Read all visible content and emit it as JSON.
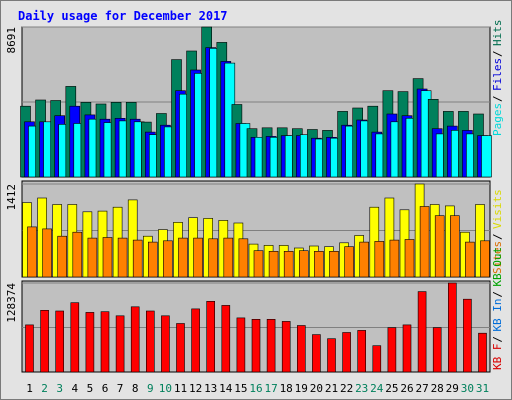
{
  "chart_data": {
    "type": "bar",
    "title": "Daily usage for December 2017",
    "categories": [
      "1",
      "2",
      "3",
      "4",
      "5",
      "6",
      "7",
      "8",
      "9",
      "10",
      "11",
      "12",
      "13",
      "14",
      "15",
      "16",
      "17",
      "18",
      "19",
      "20",
      "21",
      "22",
      "23",
      "24",
      "25",
      "26",
      "27",
      "28",
      "29",
      "30",
      "31"
    ],
    "weekend_days": [
      "2",
      "3",
      "9",
      "10",
      "16",
      "17",
      "23",
      "24",
      "30",
      "31"
    ],
    "colors": {
      "hits": "#00805c",
      "files": "#0000ff",
      "pages": "#00ffff",
      "visits": "#ffff00",
      "sites": "#ff8000",
      "kbytes": "#ff0000",
      "kbin": "#0080ff",
      "kbout": "#00c000",
      "plot_bg": "#c0c0c0",
      "title": "#0000ff",
      "weekend": "#00805c"
    },
    "panels": [
      {
        "id": "usage",
        "ymax_label": "8691",
        "ymax": 8691,
        "series": [
          {
            "name": "Hits",
            "key": "hits",
            "values": [
              4100,
              4460,
              4430,
              5250,
              4330,
              4230,
              4330,
              4330,
              3180,
              3680,
              6800,
              7300,
              8691,
              7800,
              4200,
              2800,
              2850,
              2850,
              2800,
              2750,
              2700,
              3800,
              4000,
              4100,
              5000,
              4950,
              5700,
              4500,
              3800,
              3800,
              3650
            ]
          },
          {
            "name": "Files",
            "key": "files",
            "values": [
              3200,
              3200,
              3550,
              4100,
              3600,
              3350,
              3400,
              3350,
              2600,
              3000,
              5000,
              6200,
              7500,
              6700,
              3100,
              2300,
              2350,
              2400,
              2400,
              2250,
              2300,
              3000,
              3300,
              2600,
              3650,
              3550,
              5100,
              2800,
              2950,
              2700,
              2400
            ]
          },
          {
            "name": "Pages",
            "key": "pages",
            "values": [
              2950,
              3200,
              3050,
              3100,
              3350,
              3150,
              3250,
              3200,
              2450,
              2900,
              4800,
              6000,
              7450,
              6600,
              3100,
              2300,
              2300,
              2400,
              2450,
              2200,
              2250,
              2950,
              3250,
              2500,
              3200,
              3400,
              5000,
              2500,
              2700,
              2500,
              2400
            ]
          }
        ]
      },
      {
        "id": "visits",
        "ymax_label": "1412",
        "ymax": 1412,
        "series": [
          {
            "name": "Visits",
            "key": "visits",
            "values": [
              1130,
              1200,
              1100,
              1100,
              990,
              1000,
              1060,
              1170,
              620,
              720,
              830,
              900,
              890,
              860,
              820,
              500,
              480,
              480,
              440,
              470,
              460,
              520,
              630,
              1060,
              1200,
              1020,
              1412,
              1100,
              1080,
              680,
              1100
            ]
          },
          {
            "name": "Sites",
            "key": "sites",
            "values": [
              760,
              730,
              620,
              680,
              590,
              600,
              590,
              560,
              530,
              550,
              590,
              590,
              580,
              590,
              580,
              400,
              390,
              390,
              400,
              390,
              390,
              460,
              530,
              540,
              560,
              570,
              1070,
              930,
              930,
              530,
              550
            ]
          }
        ]
      },
      {
        "id": "kbytes",
        "ymax_label": "128374",
        "ymax": 128374,
        "series": [
          {
            "name": "KBytes",
            "key": "kbytes",
            "values": [
              68000,
              89000,
              88000,
              100000,
              86000,
              87000,
              81000,
              94000,
              88000,
              81000,
              70000,
              91000,
              102000,
              96000,
              78000,
              76000,
              76000,
              73000,
              67000,
              54000,
              48000,
              57000,
              60000,
              38000,
              64000,
              68000,
              116000,
              64000,
              128374,
              105000,
              56000
            ]
          }
        ]
      }
    ],
    "legends": {
      "usage": [
        "Pages",
        "Files",
        "Hits"
      ],
      "visits": [
        "Sites",
        "Visits"
      ],
      "kbytes": [
        "KB F",
        "KB In",
        "KB Out"
      ]
    }
  }
}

++++++++++++++++++++

[DO THIS] Extract every line of the data exactly; pictures stay out.

[EXERCISE ANSWER]
Read all visible content and emit it as JSON.
{
  "chart_data": {
    "type": "bar",
    "title": "Daily usage for December 2017",
    "categories": [
      "1",
      "2",
      "3",
      "4",
      "5",
      "6",
      "7",
      "8",
      "9",
      "10",
      "11",
      "12",
      "13",
      "14",
      "15",
      "16",
      "17",
      "18",
      "19",
      "20",
      "21",
      "22",
      "23",
      "24",
      "25",
      "26",
      "27",
      "28",
      "29",
      "30",
      "31"
    ],
    "weekend_days": [
      "2",
      "3",
      "9",
      "10",
      "16",
      "17",
      "23",
      "24",
      "30",
      "31"
    ],
    "colors": {
      "hits": "#00805c",
      "files": "#0000ff",
      "pages": "#00ffff",
      "visits": "#ffff00",
      "sites": "#ff8000",
      "kbytes": "#ff0000",
      "kbin": "#0080ff",
      "kbout": "#00c000",
      "plot_bg": "#c0c0c0",
      "title": "#0000ff",
      "weekend": "#00805c"
    },
    "panels": [
      {
        "id": "usage",
        "ymax_label": "8691",
        "ymax": 8691,
        "series": [
          {
            "name": "Hits",
            "key": "hits",
            "values": [
              4100,
              4460,
              4430,
              5250,
              4330,
              4230,
              4330,
              4330,
              3180,
              3680,
              6800,
              7300,
              8691,
              7800,
              4200,
              2800,
              2850,
              2850,
              2800,
              2750,
              2700,
              3800,
              4000,
              4100,
              5000,
              4950,
              5700,
              4500,
              3800,
              3800,
              3650
            ]
          },
          {
            "name": "Files",
            "key": "files",
            "values": [
              3200,
              3200,
              3550,
              4100,
              3600,
              3350,
              3400,
              3350,
              2600,
              3000,
              5000,
              6200,
              7500,
              6700,
              3100,
              2300,
              2350,
              2400,
              2400,
              2250,
              2300,
              3000,
              3300,
              2600,
              3650,
              3550,
              5100,
              2800,
              2950,
              2700,
              2400
            ]
          },
          {
            "name": "Pages",
            "key": "pages",
            "values": [
              2950,
              3200,
              3050,
              3100,
              3350,
              3150,
              3250,
              3200,
              2450,
              2900,
              4800,
              6000,
              7450,
              6600,
              3100,
              2300,
              2300,
              2400,
              2450,
              2200,
              2250,
              2950,
              3250,
              2500,
              3200,
              3400,
              5000,
              2500,
              2700,
              2500,
              2400
            ]
          }
        ]
      },
      {
        "id": "visits",
        "ymax_label": "1412",
        "ymax": 1412,
        "series": [
          {
            "name": "Visits",
            "key": "visits",
            "values": [
              1130,
              1200,
              1100,
              1100,
              990,
              1000,
              1060,
              1170,
              620,
              720,
              830,
              900,
              890,
              860,
              820,
              500,
              480,
              480,
              440,
              470,
              460,
              520,
              630,
              1060,
              1200,
              1020,
              1412,
              1100,
              1080,
              680,
              1100
            ]
          },
          {
            "name": "Sites",
            "key": "sites",
            "values": [
              760,
              730,
              620,
              680,
              590,
              600,
              590,
              560,
              530,
              550,
              590,
              590,
              580,
              590,
              580,
              400,
              390,
              390,
              400,
              390,
              390,
              460,
              530,
              540,
              560,
              570,
              1070,
              930,
              930,
              530,
              550
            ]
          }
        ]
      },
      {
        "id": "kbytes",
        "ymax_label": "128374",
        "ymax": 128374,
        "series": [
          {
            "name": "KBytes",
            "key": "kbytes",
            "values": [
              68000,
              89000,
              88000,
              100000,
              86000,
              87000,
              81000,
              94000,
              88000,
              81000,
              70000,
              91000,
              102000,
              96000,
              78000,
              76000,
              76000,
              73000,
              67000,
              54000,
              48000,
              57000,
              60000,
              38000,
              64000,
              68000,
              116000,
              64000,
              128374,
              105000,
              56000
            ]
          }
        ]
      }
    ],
    "legends": {
      "usage": [
        "Pages",
        "Files",
        "Hits"
      ],
      "visits": [
        "Sites",
        "Visits"
      ],
      "kbytes": [
        "KB F",
        "KB In",
        "KB Out"
      ]
    }
  }
}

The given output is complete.